** START OF Article **

Skip to content

erlingstaff/k8s-tutorial

 
 

Repository files navigation

Rucio Kubernetes Tutorial

Preliminaries

  • Clone this repo to your local machine

  • Install kubectl

    https://kubernetes.io/docs/tasks/tools/install-kubectl/
    
  • Install helm

    https://helm.sh/docs/intro/install/
    
  • Install minikube

    https://kubernetes.io/docs/tasks/tools/install-minikube/
    https://minikube.sigs.k8s.io/docs/start/
    
  • Start minikube with extra RAM:

    minikube start --memory='4000mb'
    
  • Add Helm chart repositories:

    helm repo add stable https://charts.helm.sh/stable
    helm repo add bitnami https://charts.bitnami.com/bitnami
    helm repo add rucio https://rucio.github.io/helm-charts
    

Some helpful commands

  • Activate kubectl completion:

    # Bash
    source <(kubectl completion bash)
    # Zsh
    source <(kubectl completion zsh)

** END OF Article **
** START OF Record extracts **

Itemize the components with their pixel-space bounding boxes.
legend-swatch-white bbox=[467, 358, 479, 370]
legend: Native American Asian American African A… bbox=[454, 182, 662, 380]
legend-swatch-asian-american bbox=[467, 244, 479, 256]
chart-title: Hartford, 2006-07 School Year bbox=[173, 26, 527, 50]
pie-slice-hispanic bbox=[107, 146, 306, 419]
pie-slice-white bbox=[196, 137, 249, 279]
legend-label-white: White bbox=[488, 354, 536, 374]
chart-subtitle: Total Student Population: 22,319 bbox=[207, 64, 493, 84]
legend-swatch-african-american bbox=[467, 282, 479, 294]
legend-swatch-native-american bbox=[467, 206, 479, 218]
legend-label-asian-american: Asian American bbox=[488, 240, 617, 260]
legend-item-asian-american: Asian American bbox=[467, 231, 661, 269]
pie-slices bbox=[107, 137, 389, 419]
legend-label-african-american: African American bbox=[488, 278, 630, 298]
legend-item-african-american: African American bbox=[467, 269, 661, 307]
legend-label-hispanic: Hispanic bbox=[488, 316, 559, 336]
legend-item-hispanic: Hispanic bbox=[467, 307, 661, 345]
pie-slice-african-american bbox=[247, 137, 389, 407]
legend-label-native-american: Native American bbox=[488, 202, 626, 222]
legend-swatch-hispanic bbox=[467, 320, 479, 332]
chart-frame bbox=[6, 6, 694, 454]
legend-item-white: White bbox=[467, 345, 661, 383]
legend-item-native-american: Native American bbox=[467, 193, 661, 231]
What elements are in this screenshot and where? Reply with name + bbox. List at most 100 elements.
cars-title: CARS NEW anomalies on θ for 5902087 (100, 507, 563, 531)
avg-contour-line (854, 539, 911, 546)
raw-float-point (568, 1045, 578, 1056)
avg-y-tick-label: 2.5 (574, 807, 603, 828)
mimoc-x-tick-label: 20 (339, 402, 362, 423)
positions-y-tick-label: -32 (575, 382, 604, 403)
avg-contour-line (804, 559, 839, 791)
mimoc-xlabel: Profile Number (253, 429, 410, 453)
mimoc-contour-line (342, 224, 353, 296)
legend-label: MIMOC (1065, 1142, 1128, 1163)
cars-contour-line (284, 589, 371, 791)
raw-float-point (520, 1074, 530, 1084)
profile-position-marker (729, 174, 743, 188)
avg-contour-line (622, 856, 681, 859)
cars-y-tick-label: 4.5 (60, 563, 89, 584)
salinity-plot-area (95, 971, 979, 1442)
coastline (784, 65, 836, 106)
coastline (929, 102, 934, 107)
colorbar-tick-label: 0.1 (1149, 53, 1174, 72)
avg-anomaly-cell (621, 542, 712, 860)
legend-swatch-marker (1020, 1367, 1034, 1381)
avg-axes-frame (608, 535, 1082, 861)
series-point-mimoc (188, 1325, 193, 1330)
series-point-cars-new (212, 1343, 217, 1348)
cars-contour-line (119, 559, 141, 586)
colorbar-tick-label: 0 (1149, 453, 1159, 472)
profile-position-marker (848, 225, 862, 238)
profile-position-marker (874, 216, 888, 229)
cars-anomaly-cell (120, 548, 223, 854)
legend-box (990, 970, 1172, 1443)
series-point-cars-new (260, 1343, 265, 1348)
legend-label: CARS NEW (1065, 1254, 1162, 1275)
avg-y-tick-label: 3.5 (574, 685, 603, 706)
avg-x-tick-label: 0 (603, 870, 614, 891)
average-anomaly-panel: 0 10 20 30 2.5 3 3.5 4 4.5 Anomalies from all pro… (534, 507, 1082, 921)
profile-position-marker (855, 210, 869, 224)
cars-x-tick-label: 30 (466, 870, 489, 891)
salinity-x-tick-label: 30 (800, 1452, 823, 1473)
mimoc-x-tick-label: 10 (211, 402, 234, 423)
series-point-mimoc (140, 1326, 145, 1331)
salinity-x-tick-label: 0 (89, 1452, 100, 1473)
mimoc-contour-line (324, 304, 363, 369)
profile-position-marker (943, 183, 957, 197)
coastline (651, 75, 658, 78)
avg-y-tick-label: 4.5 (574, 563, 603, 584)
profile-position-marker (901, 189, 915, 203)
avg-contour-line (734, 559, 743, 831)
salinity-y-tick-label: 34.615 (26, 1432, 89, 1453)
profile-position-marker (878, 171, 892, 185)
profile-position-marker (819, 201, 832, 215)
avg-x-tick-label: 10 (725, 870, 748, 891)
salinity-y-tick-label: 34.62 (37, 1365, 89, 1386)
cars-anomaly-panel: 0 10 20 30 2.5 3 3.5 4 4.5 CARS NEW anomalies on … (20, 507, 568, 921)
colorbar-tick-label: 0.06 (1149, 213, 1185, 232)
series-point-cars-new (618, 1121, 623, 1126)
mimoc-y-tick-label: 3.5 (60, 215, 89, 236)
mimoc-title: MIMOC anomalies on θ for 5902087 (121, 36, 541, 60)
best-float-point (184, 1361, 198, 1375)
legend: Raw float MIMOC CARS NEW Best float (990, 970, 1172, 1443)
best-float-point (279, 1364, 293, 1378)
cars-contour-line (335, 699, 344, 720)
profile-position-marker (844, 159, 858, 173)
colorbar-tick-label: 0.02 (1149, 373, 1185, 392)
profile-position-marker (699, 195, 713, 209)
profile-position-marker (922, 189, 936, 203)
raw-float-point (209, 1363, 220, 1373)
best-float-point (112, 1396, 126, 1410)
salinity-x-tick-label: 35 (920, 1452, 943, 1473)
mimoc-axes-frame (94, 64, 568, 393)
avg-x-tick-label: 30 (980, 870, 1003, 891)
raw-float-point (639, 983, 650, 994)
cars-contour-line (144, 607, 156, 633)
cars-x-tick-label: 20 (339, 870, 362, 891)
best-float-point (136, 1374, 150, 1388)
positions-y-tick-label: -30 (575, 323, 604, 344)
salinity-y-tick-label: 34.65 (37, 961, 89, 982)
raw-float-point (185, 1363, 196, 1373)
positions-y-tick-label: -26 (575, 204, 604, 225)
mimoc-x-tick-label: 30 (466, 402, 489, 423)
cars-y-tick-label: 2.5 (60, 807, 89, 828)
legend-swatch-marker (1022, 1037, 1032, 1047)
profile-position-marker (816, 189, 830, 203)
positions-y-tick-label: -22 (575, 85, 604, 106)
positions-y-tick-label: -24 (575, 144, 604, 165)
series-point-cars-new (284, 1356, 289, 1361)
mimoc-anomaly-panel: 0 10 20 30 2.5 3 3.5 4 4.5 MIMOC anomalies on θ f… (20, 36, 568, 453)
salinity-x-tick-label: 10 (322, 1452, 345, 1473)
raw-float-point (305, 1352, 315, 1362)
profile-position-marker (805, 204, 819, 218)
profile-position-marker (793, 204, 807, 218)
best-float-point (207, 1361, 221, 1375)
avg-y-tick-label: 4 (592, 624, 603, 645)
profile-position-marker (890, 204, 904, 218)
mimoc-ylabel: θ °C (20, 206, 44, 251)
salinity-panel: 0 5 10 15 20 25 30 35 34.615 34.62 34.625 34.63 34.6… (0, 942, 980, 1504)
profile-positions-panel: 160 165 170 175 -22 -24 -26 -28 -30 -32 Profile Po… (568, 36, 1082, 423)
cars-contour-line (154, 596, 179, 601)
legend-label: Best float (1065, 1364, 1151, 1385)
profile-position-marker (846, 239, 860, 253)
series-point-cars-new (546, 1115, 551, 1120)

** END OF Record extracts **

# Exercise details
Decide whether each statement agrees with the Rucio Kubernetes tutorial, answering yes or no and quoting the words that settle it: (a) Minikube is started with 4000 MB of memory. (b) The bitnami chart repository is added from https://charts.helm.sh/stable. (c) The kubectl completion command is given only for Bash. These entries have no connection to the Rucio Kubernetes tutorial.

# Exercise result
(a) Yes: "minikube start --memory='4000mb'"
(b) No: "helm repo add bitnami https://charts.bitnami.com/bitnami"
(c) No: "# Zsh" and "source <(kubectl completion zsh)"